Hans-Rainer Trebin
Hans-Rainer Trebin (* 19. Mai 1946 in Neustadt an der Waldnaab) ist ein deutscher Physiker und Hochschullehrer. Er war von 1985 bis 2012 Ordinarius am Lehrstuhl für Theoretische und Angewandte Physik der Universität Stuttgart und Geschäftsführender Direktor des gleichnamigen Instituts.
Biographie
[Bearbeiten | Quelltext bearbeiten]Hans-Rainer Trebin wuchs in Regensburg auf und studierte nach Abitur und Wehrdienst Physik an der Ludwig-Maximilian-Universität in München unter einem Stipendium der Studienstiftung des deutschen Volkes. Er erhielt sein Diplom 1973 mit der Arbeit „Untersuchung der Bandstruktur von Titankarbid“ bei Helmut Bross. 1976 wurde er an der Universität Regensburg mit einer Dissertation über das Thema „Polaronen und Exzitonen bei Valenzbandentartung“ unter Anleitung von Ulrich Schröder und Ulrich Rößler promoviert. Von 1978 bis 1980 war er als Postdoktorand tätig bei Joseph L. Birman am City College der City University in New York. Im Jahr 1982 habilitierte er sich an der Universität Regensburg mit der Schrift „The topology of non-uniform media in condensed matter physics“. Es folgten mehrere durch ein Heisenberg-Stipendium geförderte Auslandsaufenthalte. 1985 wurde er auf den Lehrstuhl für Theoretische und Angewandte Physik der Universität Stuttgart berufen und war dort bis zu seiner Pensionierung 2012 auch als Geschäftsführender Direktor des gleichnamigen Instituts (ITAP) tätig. Im Ruhestand war er eingeladen als Gastprofessor an der AGH-University of Science and Technology in Krakau, Polen (2015, 2016 und 2017) sowie an der Tohoku-University in Sendai (Japan, 2015).

(Auszug aus einem Datensatz)
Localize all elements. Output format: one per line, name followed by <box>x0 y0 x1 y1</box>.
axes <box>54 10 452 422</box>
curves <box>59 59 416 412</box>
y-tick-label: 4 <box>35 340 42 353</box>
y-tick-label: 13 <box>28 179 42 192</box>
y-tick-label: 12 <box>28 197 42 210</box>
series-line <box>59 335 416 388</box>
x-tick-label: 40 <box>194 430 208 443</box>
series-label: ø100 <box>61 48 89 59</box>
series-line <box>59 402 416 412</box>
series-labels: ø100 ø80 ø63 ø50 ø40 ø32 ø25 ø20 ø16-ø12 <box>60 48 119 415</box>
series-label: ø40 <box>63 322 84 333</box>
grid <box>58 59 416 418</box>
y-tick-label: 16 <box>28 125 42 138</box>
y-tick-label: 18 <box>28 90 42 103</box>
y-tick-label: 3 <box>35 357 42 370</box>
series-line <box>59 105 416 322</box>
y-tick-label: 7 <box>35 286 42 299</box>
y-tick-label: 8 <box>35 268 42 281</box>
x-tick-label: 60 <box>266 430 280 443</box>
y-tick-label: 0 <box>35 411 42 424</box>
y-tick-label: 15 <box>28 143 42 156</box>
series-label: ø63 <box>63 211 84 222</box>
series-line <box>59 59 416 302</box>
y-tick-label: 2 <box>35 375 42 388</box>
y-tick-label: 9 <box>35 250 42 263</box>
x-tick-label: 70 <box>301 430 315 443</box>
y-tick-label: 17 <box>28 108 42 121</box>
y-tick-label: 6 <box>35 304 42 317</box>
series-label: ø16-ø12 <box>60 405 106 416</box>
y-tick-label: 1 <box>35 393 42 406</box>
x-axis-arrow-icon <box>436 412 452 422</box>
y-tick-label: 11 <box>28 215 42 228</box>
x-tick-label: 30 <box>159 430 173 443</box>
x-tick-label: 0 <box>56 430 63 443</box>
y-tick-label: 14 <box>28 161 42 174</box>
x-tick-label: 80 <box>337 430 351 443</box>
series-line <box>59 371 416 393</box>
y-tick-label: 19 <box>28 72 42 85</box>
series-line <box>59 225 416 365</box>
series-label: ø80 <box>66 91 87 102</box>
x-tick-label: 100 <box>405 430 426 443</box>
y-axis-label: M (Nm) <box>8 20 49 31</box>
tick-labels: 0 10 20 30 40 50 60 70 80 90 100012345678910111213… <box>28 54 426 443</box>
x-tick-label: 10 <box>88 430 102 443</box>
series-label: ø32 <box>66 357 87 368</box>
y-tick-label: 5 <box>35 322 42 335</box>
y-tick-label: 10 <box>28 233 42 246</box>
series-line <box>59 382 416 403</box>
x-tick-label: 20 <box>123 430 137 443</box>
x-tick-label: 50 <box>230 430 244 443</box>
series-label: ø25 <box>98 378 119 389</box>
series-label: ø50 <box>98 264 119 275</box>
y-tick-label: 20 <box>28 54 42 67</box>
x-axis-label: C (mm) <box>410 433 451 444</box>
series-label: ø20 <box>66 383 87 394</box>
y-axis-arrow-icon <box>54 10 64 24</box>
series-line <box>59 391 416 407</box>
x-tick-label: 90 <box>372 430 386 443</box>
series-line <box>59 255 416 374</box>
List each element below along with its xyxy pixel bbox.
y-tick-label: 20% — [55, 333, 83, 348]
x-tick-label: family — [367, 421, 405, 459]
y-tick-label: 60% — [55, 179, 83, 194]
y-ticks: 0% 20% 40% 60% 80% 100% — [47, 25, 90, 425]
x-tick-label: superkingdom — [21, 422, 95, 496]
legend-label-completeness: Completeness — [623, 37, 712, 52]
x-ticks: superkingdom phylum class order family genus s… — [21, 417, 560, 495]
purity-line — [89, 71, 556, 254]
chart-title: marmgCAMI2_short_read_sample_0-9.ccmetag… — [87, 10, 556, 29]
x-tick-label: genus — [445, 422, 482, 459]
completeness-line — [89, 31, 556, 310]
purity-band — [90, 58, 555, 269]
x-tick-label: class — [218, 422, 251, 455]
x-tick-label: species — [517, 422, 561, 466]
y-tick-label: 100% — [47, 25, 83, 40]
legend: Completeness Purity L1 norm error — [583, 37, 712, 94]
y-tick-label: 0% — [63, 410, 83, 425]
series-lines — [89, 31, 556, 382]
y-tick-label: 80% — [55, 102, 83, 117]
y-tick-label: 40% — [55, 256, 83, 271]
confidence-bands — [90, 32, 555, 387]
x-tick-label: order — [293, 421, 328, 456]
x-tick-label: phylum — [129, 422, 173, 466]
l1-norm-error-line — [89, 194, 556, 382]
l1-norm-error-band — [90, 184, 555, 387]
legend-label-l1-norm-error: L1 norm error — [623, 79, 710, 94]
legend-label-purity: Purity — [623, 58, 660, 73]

▶ _Aufgabenstellung_
Beantworten Sie anhand des Auszugs über Hans-Rainer Trebin die folgenden Fragen.
(a) In welchem Jahr erhielt Trebin sein Diplom, und bei wem entstand die Arbeit?
(b) Mit welcher Schrift habilitierte er sich an der Universität Regensburg?
(c) An welcher japanischen Universität war er im Ruhestand als Gastprofessor eingeladen?

▶ _Lösung_
(a) 1973, bei Helmut Bross.
(b) Mit der Schrift „The topology of non-uniform media in condensed matter physics“.
(c) An der Tohoku-University in Sendai.